■ Problem ■
From the entries below, copy every line that holds the word "today".

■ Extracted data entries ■
__________________________________________________

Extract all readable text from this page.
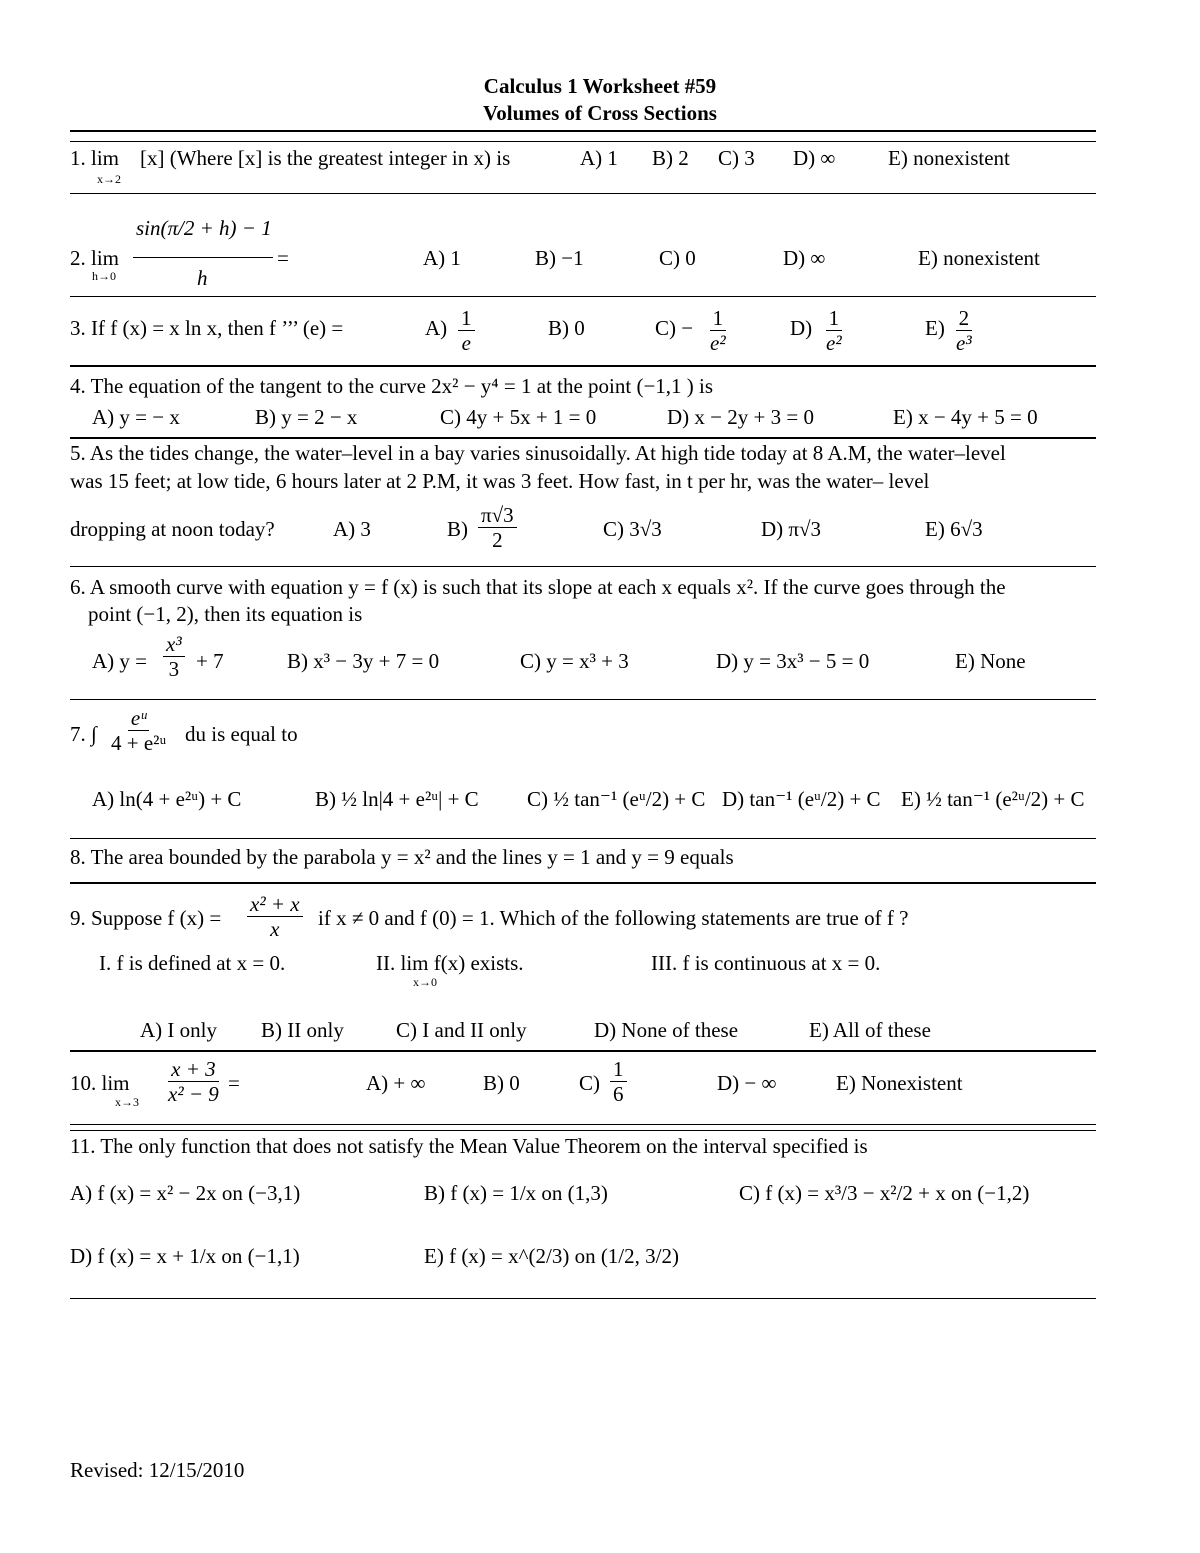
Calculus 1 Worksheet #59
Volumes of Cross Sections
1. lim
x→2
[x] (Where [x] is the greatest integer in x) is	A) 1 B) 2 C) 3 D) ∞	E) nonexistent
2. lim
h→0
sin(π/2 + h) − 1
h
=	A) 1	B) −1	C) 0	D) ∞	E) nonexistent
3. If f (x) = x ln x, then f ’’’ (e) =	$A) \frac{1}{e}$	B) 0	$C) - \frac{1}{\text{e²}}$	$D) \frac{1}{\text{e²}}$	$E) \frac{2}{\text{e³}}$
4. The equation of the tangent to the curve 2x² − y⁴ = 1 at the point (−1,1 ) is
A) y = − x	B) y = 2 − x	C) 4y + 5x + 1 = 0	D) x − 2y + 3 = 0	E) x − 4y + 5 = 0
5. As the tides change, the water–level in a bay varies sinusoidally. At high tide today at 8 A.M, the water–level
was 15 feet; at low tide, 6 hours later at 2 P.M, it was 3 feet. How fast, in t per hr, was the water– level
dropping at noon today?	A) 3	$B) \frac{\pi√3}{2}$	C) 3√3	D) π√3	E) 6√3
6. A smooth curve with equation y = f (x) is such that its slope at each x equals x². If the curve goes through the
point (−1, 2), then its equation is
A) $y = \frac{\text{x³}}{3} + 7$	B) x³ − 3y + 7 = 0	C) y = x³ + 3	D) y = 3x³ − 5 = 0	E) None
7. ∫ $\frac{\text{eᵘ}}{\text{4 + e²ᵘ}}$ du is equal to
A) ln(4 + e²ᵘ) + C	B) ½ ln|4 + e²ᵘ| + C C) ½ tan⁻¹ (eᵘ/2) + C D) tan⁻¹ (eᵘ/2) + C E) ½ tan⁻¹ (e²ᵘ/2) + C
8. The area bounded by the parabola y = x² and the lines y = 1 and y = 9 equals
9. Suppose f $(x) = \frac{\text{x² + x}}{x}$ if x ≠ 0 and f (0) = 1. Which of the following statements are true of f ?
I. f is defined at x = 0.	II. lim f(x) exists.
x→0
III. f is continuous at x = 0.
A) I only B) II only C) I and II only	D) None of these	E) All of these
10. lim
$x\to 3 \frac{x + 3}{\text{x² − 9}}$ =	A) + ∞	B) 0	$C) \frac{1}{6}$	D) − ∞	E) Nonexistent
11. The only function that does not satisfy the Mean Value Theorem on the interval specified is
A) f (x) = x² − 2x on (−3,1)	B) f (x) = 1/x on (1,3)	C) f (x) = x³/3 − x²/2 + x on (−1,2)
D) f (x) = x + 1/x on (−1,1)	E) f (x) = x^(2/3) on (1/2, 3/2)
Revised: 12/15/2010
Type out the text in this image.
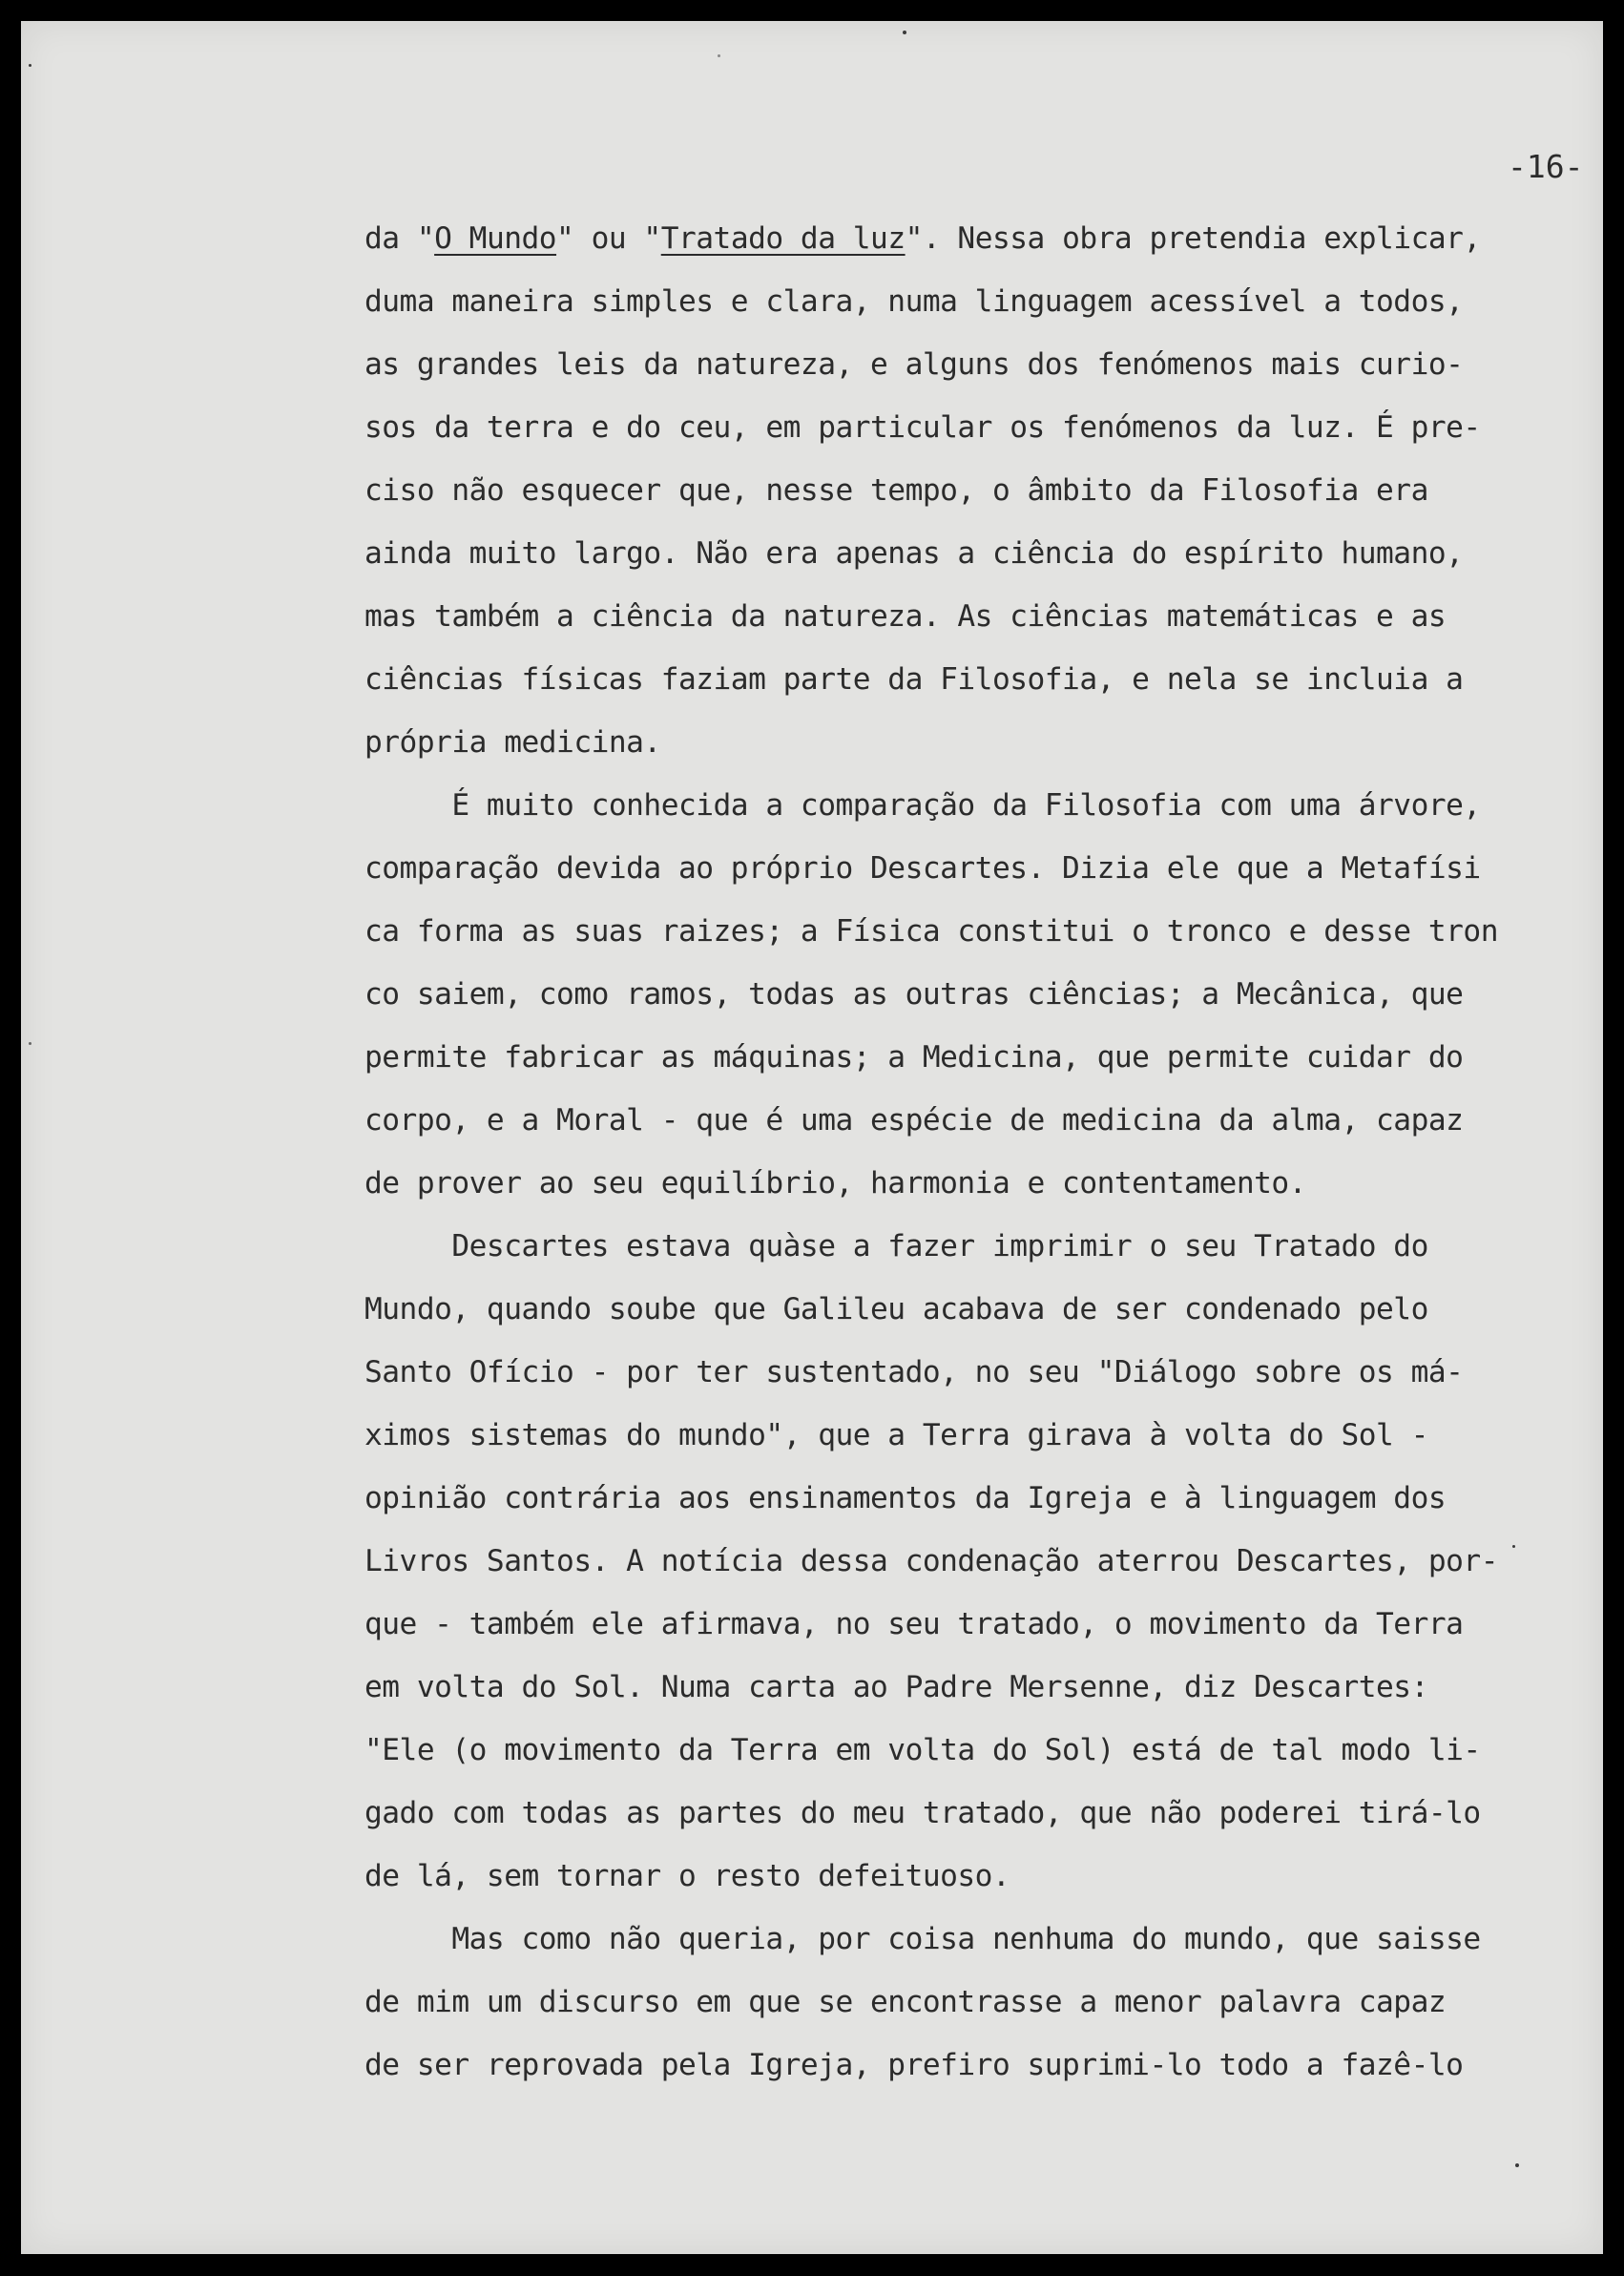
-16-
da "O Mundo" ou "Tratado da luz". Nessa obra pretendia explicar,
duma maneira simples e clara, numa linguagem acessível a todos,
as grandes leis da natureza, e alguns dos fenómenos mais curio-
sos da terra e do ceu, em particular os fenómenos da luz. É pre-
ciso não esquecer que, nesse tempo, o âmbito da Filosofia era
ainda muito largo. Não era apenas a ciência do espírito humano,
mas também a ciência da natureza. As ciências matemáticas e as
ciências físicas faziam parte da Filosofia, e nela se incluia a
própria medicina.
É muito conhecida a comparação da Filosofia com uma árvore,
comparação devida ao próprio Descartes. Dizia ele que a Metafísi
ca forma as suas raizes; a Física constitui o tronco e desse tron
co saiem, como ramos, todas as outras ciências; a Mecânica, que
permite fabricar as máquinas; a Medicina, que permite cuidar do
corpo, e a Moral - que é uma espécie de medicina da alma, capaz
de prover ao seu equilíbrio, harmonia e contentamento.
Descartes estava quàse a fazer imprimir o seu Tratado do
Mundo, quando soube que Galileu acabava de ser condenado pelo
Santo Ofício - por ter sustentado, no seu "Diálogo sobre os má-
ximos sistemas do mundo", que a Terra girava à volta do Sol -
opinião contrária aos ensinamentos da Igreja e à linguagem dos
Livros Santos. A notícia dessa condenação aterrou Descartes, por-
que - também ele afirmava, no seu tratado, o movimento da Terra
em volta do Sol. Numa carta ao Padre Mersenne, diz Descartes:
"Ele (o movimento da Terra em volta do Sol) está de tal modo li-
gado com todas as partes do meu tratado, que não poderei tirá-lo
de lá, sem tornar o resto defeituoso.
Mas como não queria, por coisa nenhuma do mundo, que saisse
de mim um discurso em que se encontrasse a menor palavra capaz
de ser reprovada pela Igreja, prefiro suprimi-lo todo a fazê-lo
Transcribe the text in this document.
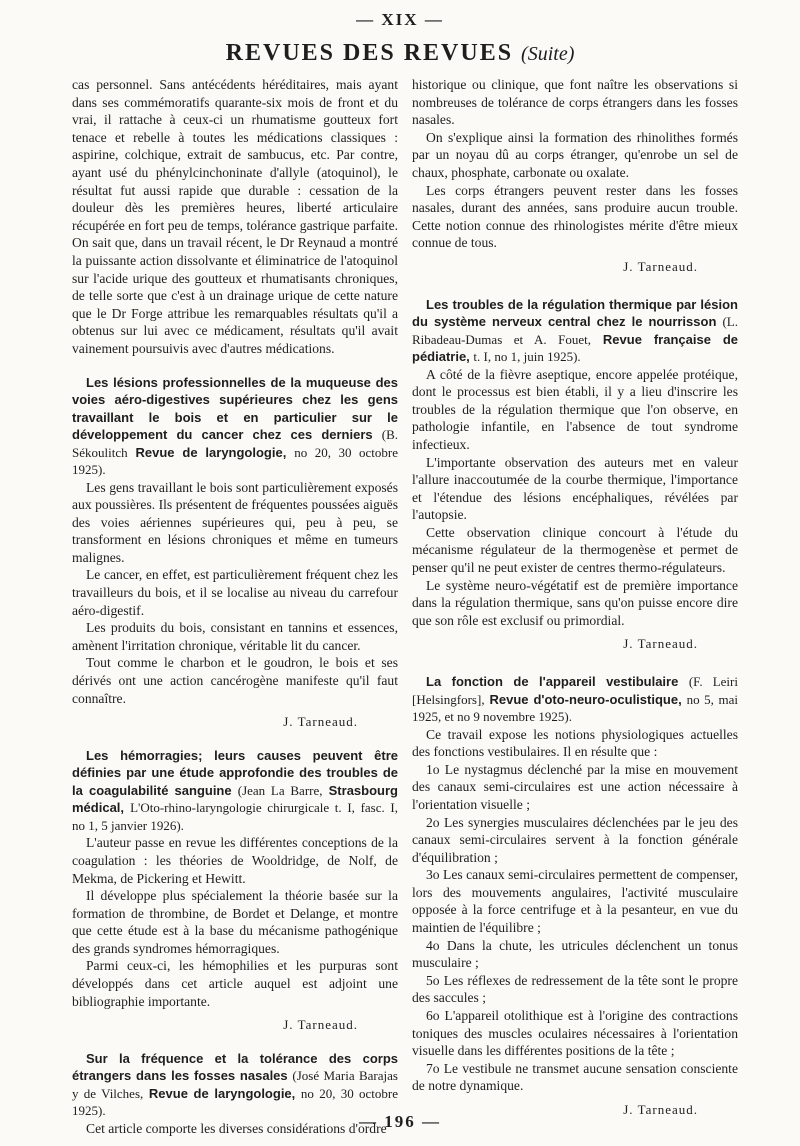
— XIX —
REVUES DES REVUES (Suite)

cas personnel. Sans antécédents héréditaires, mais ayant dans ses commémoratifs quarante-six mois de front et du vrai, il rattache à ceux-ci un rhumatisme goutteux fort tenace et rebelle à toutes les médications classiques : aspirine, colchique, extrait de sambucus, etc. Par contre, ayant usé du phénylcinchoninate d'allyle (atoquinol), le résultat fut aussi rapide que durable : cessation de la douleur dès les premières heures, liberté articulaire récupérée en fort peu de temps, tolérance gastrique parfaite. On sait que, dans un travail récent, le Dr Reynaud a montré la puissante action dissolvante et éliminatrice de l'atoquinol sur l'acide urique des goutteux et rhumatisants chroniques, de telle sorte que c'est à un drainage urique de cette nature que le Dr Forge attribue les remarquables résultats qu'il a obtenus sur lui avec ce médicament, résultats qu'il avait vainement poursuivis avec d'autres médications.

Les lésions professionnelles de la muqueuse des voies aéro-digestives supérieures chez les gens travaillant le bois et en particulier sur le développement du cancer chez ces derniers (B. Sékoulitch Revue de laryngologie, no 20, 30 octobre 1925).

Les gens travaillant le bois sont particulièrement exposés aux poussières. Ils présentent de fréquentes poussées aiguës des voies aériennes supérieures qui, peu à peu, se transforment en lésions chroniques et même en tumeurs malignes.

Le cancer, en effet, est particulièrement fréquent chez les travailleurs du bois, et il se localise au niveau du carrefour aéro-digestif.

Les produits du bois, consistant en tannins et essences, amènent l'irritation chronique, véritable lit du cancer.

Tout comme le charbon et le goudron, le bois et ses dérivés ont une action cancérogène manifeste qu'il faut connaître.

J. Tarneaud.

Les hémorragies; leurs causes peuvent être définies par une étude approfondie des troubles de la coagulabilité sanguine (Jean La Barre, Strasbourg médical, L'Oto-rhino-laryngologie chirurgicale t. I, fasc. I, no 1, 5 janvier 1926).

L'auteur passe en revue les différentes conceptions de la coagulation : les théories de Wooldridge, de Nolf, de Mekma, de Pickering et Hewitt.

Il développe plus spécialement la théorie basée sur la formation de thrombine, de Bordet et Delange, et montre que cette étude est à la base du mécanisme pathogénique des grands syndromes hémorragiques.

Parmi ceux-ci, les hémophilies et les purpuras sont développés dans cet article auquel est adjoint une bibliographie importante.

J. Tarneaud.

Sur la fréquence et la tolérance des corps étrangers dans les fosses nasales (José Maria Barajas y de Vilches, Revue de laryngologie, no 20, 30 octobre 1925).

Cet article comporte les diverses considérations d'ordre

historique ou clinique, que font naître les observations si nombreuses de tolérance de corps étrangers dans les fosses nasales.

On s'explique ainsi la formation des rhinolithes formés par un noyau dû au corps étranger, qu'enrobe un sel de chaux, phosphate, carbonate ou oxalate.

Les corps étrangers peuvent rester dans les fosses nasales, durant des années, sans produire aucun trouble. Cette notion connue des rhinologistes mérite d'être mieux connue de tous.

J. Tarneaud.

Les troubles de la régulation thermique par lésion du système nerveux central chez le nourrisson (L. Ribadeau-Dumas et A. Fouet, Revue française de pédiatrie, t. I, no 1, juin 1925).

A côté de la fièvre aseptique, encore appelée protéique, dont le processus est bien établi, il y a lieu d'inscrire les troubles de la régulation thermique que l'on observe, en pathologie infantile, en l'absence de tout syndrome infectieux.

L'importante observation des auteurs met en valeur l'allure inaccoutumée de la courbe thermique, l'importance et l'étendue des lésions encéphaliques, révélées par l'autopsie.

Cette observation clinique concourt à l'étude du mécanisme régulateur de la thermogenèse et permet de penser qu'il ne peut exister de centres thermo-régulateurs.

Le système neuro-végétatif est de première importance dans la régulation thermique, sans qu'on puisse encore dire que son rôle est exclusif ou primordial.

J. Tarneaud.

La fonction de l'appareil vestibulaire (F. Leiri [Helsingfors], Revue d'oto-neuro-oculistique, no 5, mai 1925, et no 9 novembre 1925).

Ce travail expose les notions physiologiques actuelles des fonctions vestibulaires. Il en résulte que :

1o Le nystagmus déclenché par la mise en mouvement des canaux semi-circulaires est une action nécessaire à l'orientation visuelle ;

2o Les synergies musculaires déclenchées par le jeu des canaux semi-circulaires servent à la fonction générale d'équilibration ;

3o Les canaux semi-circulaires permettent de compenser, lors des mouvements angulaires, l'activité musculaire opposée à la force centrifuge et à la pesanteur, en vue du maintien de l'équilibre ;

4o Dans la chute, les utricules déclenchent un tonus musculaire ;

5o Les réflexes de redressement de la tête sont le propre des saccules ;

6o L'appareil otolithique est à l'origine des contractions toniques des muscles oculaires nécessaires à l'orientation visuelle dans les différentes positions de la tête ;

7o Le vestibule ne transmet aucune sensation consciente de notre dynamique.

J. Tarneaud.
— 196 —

__________________________________________________

■ Exercise solution ■
5. As the tides change, the water–level in a bay varies sinusoidally. At high tide today at 8 A.M, the water–level
dropping at noon today?	A) 3	$B) \frac{\pi√3}{2}$	C) 3√3	D) π√3	E) 6√3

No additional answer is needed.